AIM OF THE TASK: In the listing below, identify each line with the word "plantes" and return those lines.

+===+

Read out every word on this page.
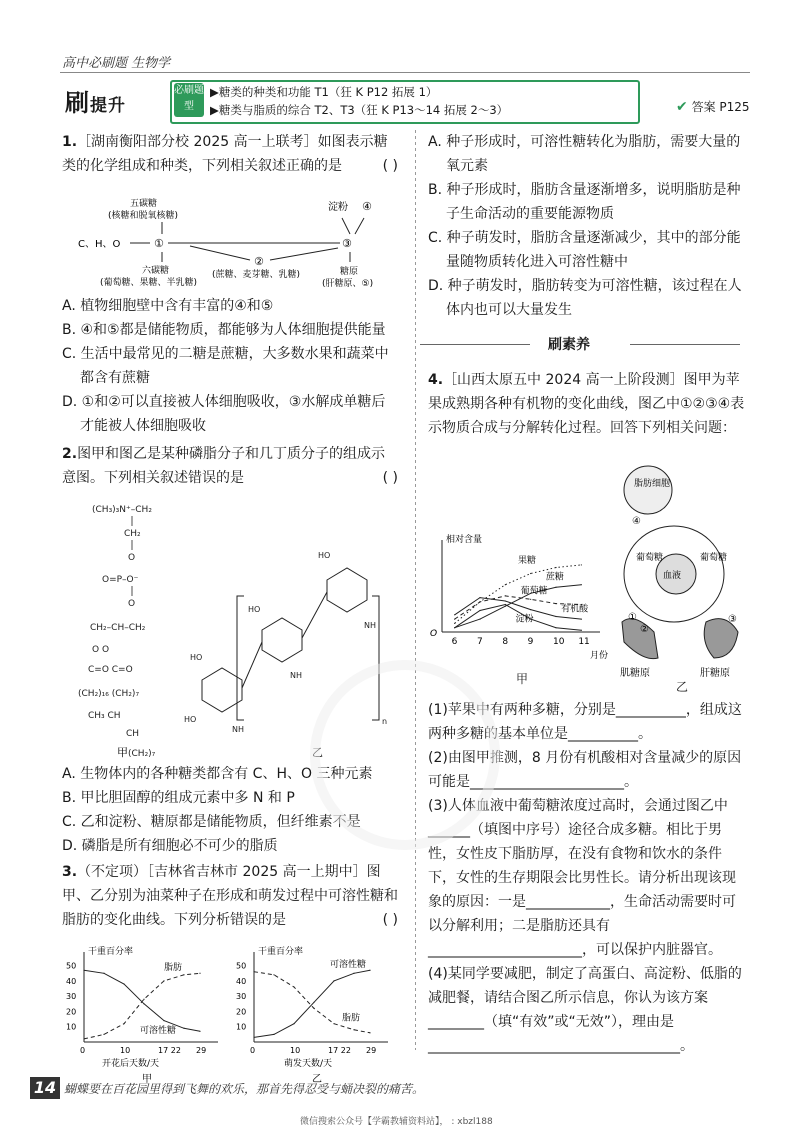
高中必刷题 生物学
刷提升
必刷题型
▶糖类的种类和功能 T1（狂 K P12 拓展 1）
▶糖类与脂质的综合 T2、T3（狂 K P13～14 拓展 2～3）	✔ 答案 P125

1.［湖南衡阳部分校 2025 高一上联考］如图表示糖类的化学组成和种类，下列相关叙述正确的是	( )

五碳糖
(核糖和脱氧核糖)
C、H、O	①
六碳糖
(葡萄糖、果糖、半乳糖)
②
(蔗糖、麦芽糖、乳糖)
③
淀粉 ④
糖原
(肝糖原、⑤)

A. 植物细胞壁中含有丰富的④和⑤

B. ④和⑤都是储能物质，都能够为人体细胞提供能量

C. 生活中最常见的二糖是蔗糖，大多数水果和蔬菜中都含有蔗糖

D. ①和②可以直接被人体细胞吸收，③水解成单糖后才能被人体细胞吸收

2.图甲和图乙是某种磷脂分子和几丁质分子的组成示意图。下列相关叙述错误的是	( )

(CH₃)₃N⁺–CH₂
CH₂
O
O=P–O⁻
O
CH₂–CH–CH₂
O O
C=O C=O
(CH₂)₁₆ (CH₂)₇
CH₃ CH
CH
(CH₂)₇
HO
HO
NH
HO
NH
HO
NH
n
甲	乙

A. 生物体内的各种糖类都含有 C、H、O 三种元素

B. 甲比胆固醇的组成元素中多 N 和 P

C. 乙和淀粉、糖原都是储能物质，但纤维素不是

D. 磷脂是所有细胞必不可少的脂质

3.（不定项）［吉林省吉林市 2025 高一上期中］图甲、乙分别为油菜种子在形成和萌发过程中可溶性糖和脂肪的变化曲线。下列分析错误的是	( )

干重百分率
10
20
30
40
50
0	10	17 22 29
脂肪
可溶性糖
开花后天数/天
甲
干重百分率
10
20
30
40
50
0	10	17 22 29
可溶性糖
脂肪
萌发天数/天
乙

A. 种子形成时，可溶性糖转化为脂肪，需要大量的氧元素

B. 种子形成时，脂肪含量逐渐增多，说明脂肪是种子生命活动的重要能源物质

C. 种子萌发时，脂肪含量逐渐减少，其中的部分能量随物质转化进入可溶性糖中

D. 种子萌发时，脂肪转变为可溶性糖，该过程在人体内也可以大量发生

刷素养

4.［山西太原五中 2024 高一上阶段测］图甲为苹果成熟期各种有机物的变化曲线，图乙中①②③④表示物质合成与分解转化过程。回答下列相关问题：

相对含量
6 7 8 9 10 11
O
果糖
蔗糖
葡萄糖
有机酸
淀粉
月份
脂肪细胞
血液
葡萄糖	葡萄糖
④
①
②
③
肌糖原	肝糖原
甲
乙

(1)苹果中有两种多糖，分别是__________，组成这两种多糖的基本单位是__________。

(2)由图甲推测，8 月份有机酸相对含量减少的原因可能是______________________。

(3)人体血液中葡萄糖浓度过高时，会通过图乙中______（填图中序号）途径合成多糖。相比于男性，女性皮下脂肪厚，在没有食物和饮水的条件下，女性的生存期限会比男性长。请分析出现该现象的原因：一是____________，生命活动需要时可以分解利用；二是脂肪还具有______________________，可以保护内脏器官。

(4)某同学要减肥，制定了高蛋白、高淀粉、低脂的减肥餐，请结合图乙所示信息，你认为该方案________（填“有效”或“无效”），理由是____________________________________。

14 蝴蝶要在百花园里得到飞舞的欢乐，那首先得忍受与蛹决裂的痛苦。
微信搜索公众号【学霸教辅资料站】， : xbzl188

+===+

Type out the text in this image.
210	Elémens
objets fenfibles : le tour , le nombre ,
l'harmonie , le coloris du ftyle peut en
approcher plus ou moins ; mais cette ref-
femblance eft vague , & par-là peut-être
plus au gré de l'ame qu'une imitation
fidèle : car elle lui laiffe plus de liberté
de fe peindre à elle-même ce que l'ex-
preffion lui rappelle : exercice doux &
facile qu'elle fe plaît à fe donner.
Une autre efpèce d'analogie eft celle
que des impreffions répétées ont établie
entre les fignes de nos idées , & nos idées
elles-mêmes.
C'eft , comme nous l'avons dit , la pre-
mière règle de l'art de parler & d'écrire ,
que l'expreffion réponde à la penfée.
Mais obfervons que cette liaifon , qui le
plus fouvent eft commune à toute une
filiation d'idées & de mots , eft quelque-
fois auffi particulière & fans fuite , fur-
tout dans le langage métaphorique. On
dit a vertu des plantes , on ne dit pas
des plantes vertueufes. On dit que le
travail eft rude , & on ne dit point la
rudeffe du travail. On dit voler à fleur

+===+

CORRECT RESULT:
dit a vertu des plantes , on ne dit pas
des plantes vertueufes. On dit que le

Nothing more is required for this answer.